AIM OF THE TASK. All entries below need to be written out exactly, but without their pictures.

DATASET RECORDS.
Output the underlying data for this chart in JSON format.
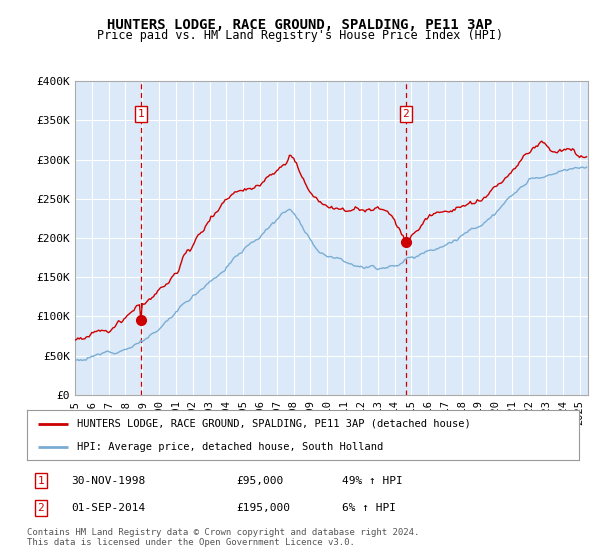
{
  "title": "HUNTERS LODGE, RACE GROUND, SPALDING, PE11 3AP",
  "subtitle": "Price paid vs. HM Land Registry's House Price Index (HPI)",
  "ylabel_ticks": [
    "£0",
    "£50K",
    "£100K",
    "£150K",
    "£200K",
    "£250K",
    "£300K",
    "£350K",
    "£400K"
  ],
  "ylim": [
    0,
    400000
  ],
  "xlim_start": 1995.0,
  "xlim_end": 2025.5,
  "background_color": "#dce9f8",
  "plot_bg": "#dce9f8",
  "grid_color": "#ffffff",
  "sale1_x": 1998.92,
  "sale1_y": 95000,
  "sale1_label": "1",
  "sale1_date": "30-NOV-1998",
  "sale1_price": "£95,000",
  "sale1_hpi": "49% ↑ HPI",
  "sale2_x": 2014.67,
  "sale2_y": 195000,
  "sale2_label": "2",
  "sale2_date": "01-SEP-2014",
  "sale2_price": "£195,000",
  "sale2_hpi": "6% ↑ HPI",
  "legend_line1": "HUNTERS LODGE, RACE GROUND, SPALDING, PE11 3AP (detached house)",
  "legend_line2": "HPI: Average price, detached house, South Holland",
  "footer": "Contains HM Land Registry data © Crown copyright and database right 2024.\nThis data is licensed under the Open Government Licence v3.0.",
  "red_color": "#cc0000",
  "blue_color": "#7aadd4",
  "marker_box_color": "#cc0000"
}
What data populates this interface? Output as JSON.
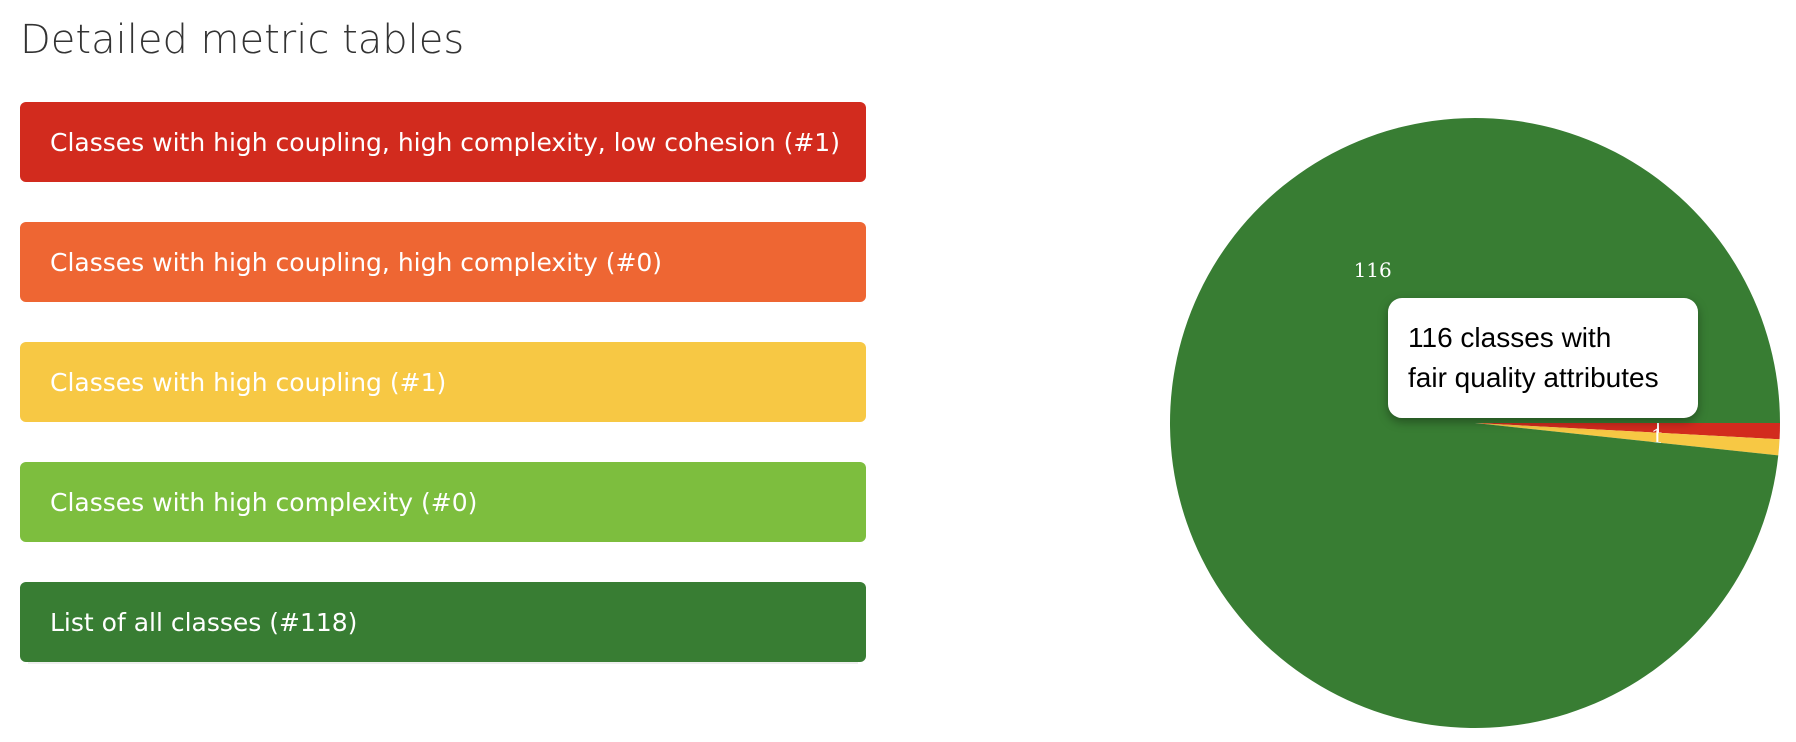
{
  "page": {
    "title": "Detailed metric tables"
  },
  "metric_tables": [
    {
      "label": "Classes with high coupling, high complexity, low cohesion (#1)",
      "color": "#d22b1e"
    },
    {
      "label": "Classes with high coupling, high complexity (#0)",
      "color": "#ee6633"
    },
    {
      "label": "Classes with high coupling (#1)",
      "color": "#f7c844"
    },
    {
      "label": "Classes with high complexity (#0)",
      "color": "#7dbe3e"
    },
    {
      "label": "List of all classes (#118)",
      "color": "#387d33"
    }
  ],
  "tooltip": {
    "line1": "116 classes with",
    "line2": "fair quality attributes"
  },
  "chart_data": {
    "type": "pie",
    "slices": [
      {
        "label": "116",
        "value": 116,
        "color": "#387d33"
      },
      {
        "label": "1",
        "value": 1,
        "color": "#d22b1e"
      },
      {
        "label": "1",
        "value": 1,
        "color": "#f7c844"
      }
    ]
  }
}
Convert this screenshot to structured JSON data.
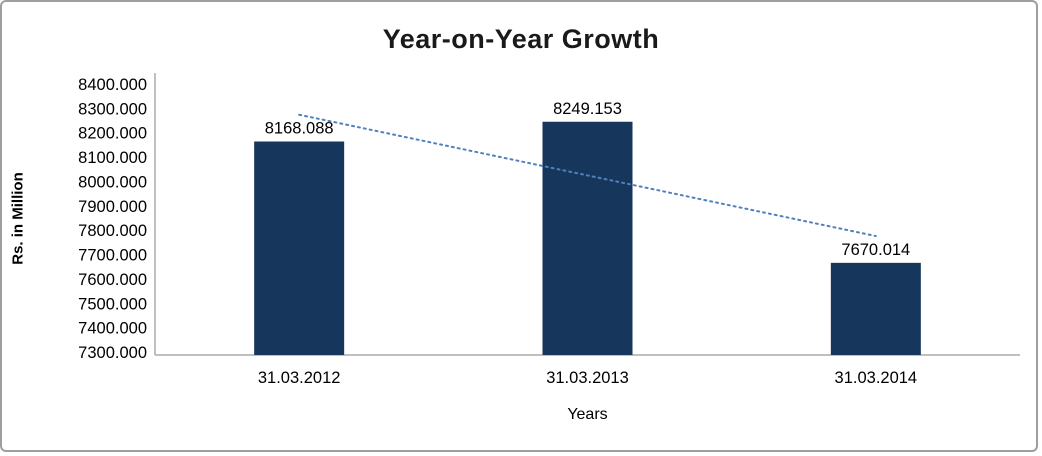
{
  "chart_data": {
    "type": "bar",
    "title": "Year-on-Year Growth",
    "xlabel": "Years",
    "ylabel": "Rs. in Million",
    "categories": [
      "31.03.2012",
      "31.03.2013",
      "31.03.2014"
    ],
    "values": [
      8168.088,
      8249.153,
      7670.014
    ],
    "value_labels": [
      "8168.088",
      "8249.153",
      "7670.014"
    ],
    "ylim": [
      7300,
      8400
    ],
    "ytick_step": 100,
    "ytick_labels": [
      "8400.000",
      "8300.000",
      "8200.000",
      "8100.000",
      "8000.000",
      "7900.000",
      "7800.000",
      "7700.000",
      "7600.000",
      "7500.000",
      "7400.000",
      "7300.000"
    ],
    "grid": false,
    "legend": "none",
    "bar_color": "#16365C",
    "trendline": {
      "type": "linear",
      "style": "dotted",
      "color": "#4F81BD",
      "y_start": 8278,
      "y_end": 7780
    },
    "axis_color": "#ababab",
    "text_color": "#000000"
  }
}
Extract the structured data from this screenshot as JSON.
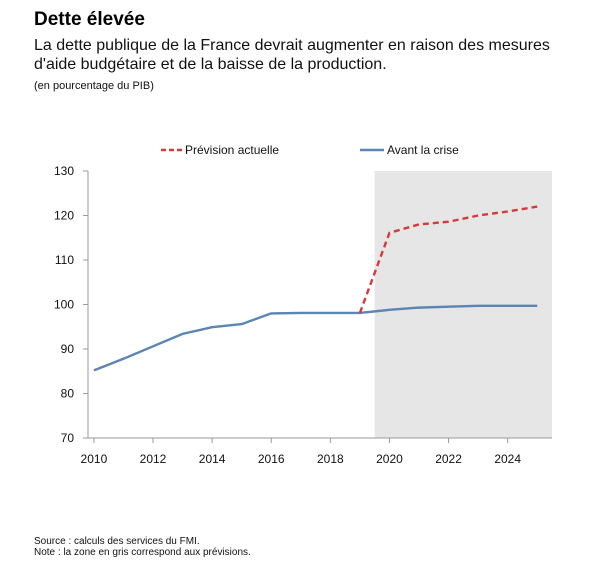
{
  "header": {
    "title": "Dette élevée",
    "subtitle": "La dette publique de la France devrait augmenter en raison des mesures d'aide budgétaire et de la baisse de la production.",
    "unit_note": "(en pourcentage du PIB)"
  },
  "footer": {
    "source": "Source : calculs des services du FMI.",
    "note": "Note : la zone en gris correspond aux prévisions."
  },
  "colors": {
    "forecast": "#d43a3a",
    "baseline": "#5b85b3",
    "shade": "#e6e6e6",
    "axis": "#9a9a9a"
  },
  "chart_data": {
    "type": "line",
    "xlim": [
      2009.8,
      2025.5
    ],
    "ylim": [
      70,
      130
    ],
    "yticks": [
      70,
      80,
      90,
      100,
      110,
      120,
      130
    ],
    "xticks": [
      2010,
      2012,
      2014,
      2016,
      2018,
      2020,
      2022,
      2024
    ],
    "shaded_from": 2019.5,
    "grid": false,
    "legend_position": "top",
    "series": [
      {
        "name": "Avant la crise",
        "style": "solid",
        "points": [
          [
            2010,
            85.2
          ],
          [
            2011,
            87.8
          ],
          [
            2012,
            90.6
          ],
          [
            2013,
            93.4
          ],
          [
            2014,
            94.9
          ],
          [
            2015,
            95.6
          ],
          [
            2016,
            98.0
          ],
          [
            2017,
            98.1
          ],
          [
            2018,
            98.1
          ],
          [
            2019,
            98.1
          ],
          [
            2020,
            98.8
          ],
          [
            2021,
            99.3
          ],
          [
            2022,
            99.5
          ],
          [
            2023,
            99.7
          ],
          [
            2024,
            99.7
          ],
          [
            2025,
            99.7
          ]
        ]
      },
      {
        "name": "Prévision actuelle",
        "style": "dashed",
        "points": [
          [
            2019,
            98.1
          ],
          [
            2020,
            116.1
          ],
          [
            2021,
            118.0
          ],
          [
            2022,
            118.6
          ],
          [
            2023,
            120.0
          ],
          [
            2024,
            120.9
          ],
          [
            2025,
            122.0
          ]
        ]
      }
    ]
  }
}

CORRECT RESULT.
Output the underlying data for this chart in JSON format.
{
  "title": "HUNTERS LODGE, RACE GROUND, SPALDING, PE11 3AP",
  "subtitle": "Price paid vs. HM Land Registry's House Price Index (HPI)",
  "ylabel_ticks": [
    "£0",
    "£50K",
    "£100K",
    "£150K",
    "£200K",
    "£250K",
    "£300K",
    "£350K",
    "£400K"
  ],
  "ylim": [
    0,
    400000
  ],
  "xlim_start": 1995.0,
  "xlim_end": 2025.5,
  "background_color": "#dce9f8",
  "plot_bg": "#dce9f8",
  "grid_color": "#ffffff",
  "sale1_x": 1998.92,
  "sale1_y": 95000,
  "sale1_label": "1",
  "sale1_date": "30-NOV-1998",
  "sale1_price": "£95,000",
  "sale1_hpi": "49% ↑ HPI",
  "sale2_x": 2014.67,
  "sale2_y": 195000,
  "sale2_label": "2",
  "sale2_date": "01-SEP-2014",
  "sale2_price": "£195,000",
  "sale2_hpi": "6% ↑ HPI",
  "legend_line1": "HUNTERS LODGE, RACE GROUND, SPALDING, PE11 3AP (detached house)",
  "legend_line2": "HPI: Average price, detached house, South Holland",
  "footer": "Contains HM Land Registry data © Crown copyright and database right 2024.\nThis data is licensed under the Open Government Licence v3.0.",
  "red_color": "#cc0000",
  "blue_color": "#7aadd4",
  "marker_box_color": "#cc0000"
}
What data populates this interface? Output as JSON.
{
  "page": {
    "title": "Detailed metric tables"
  },
  "metric_tables": [
    {
      "label": "Classes with high coupling, high complexity, low cohesion (#1)",
      "color": "#d22b1e"
    },
    {
      "label": "Classes with high coupling, high complexity (#0)",
      "color": "#ee6633"
    },
    {
      "label": "Classes with high coupling (#1)",
      "color": "#f7c844"
    },
    {
      "label": "Classes with high complexity (#0)",
      "color": "#7dbe3e"
    },
    {
      "label": "List of all classes (#118)",
      "color": "#387d33"
    }
  ],
  "tooltip": {
    "line1": "116 classes with",
    "line2": "fair quality attributes"
  },
  "chart_data": {
    "type": "pie",
    "slices": [
      {
        "label": "116",
        "value": 116,
        "color": "#387d33"
      },
      {
        "label": "1",
        "value": 1,
        "color": "#d22b1e"
      },
      {
        "label": "1",
        "value": 1,
        "color": "#f7c844"
      }
    ]
  }
}
Convert this screenshot to structured JSON data.
{
  "chart_data": {
    "type": "bar",
    "title": "Year-on-Year Growth",
    "xlabel": "Years",
    "ylabel": "Rs. in Million",
    "categories": [
      "31.03.2012",
      "31.03.2013",
      "31.03.2014"
    ],
    "values": [
      8168.088,
      8249.153,
      7670.014
    ],
    "value_labels": [
      "8168.088",
      "8249.153",
      "7670.014"
    ],
    "ylim": [
      7300,
      8400
    ],
    "ytick_step": 100,
    "ytick_labels": [
      "8400.000",
      "8300.000",
      "8200.000",
      "8100.000",
      "8000.000",
      "7900.000",
      "7800.000",
      "7700.000",
      "7600.000",
      "7500.000",
      "7400.000",
      "7300.000"
    ],
    "grid": false,
    "legend": "none",
    "bar_color": "#16365C",
    "trendline": {
      "type": "linear",
      "style": "dotted",
      "color": "#4F81BD",
      "y_start": 8278,
      "y_end": 7780
    },
    "axis_color": "#ababab",
    "text_color": "#000000"
  }
}
Extract the structured data from this screenshot as JSON.
{
  "header": {
    "title": "Dette élevée",
    "subtitle": "La dette publique de la France devrait augmenter en raison des mesures d'aide budgétaire et de la baisse de la production.",
    "unit_note": "(en pourcentage du PIB)"
  },
  "footer": {
    "source": "Source : calculs des services du FMI.",
    "note": "Note : la zone en gris correspond aux prévisions."
  },
  "colors": {
    "forecast": "#d43a3a",
    "baseline": "#5b85b3",
    "shade": "#e6e6e6",
    "axis": "#9a9a9a"
  },
  "chart_data": {
    "type": "line",
    "xlim": [
      2009.8,
      2025.5
    ],
    "ylim": [
      70,
      130
    ],
    "yticks": [
      70,
      80,
      90,
      100,
      110,
      120,
      130
    ],
    "xticks": [
      2010,
      2012,
      2014,
      2016,
      2018,
      2020,
      2022,
      2024
    ],
    "shaded_from": 2019.5,
    "grid": false,
    "legend_position": "top",
    "series": [
      {
        "name": "Avant la crise",
        "style": "solid",
        "points": [
          [
            2010,
            85.2
          ],
          [
            2011,
            87.8
          ],
          [
            2012,
            90.6
          ],
          [
            2013,
            93.4
          ],
          [
            2014,
            94.9
          ],
          [
            2015,
            95.6
          ],
          [
            2016,
            98.0
          ],
          [
            2017,
            98.1
          ],
          [
            2018,
            98.1
          ],
          [
            2019,
            98.1
          ],
          [
            2020,
            98.8
          ],
          [
            2021,
            99.3
          ],
          [
            2022,
            99.5
          ],
          [
            2023,
            99.7
          ],
          [
            2024,
            99.7
          ],
          [
            2025,
            99.7
          ]
        ]
      },
      {
        "name": "Prévision actuelle",
        "style": "dashed",
        "points": [
          [
            2019,
            98.1
          ],
          [
            2020,
            116.1
          ],
          [
            2021,
            118.0
          ],
          [
            2022,
            118.6
          ],
          [
            2023,
            120.0
          ],
          [
            2024,
            120.9
          ],
          [
            2025,
            122.0
          ]
        ]
      }
    ]
  }
}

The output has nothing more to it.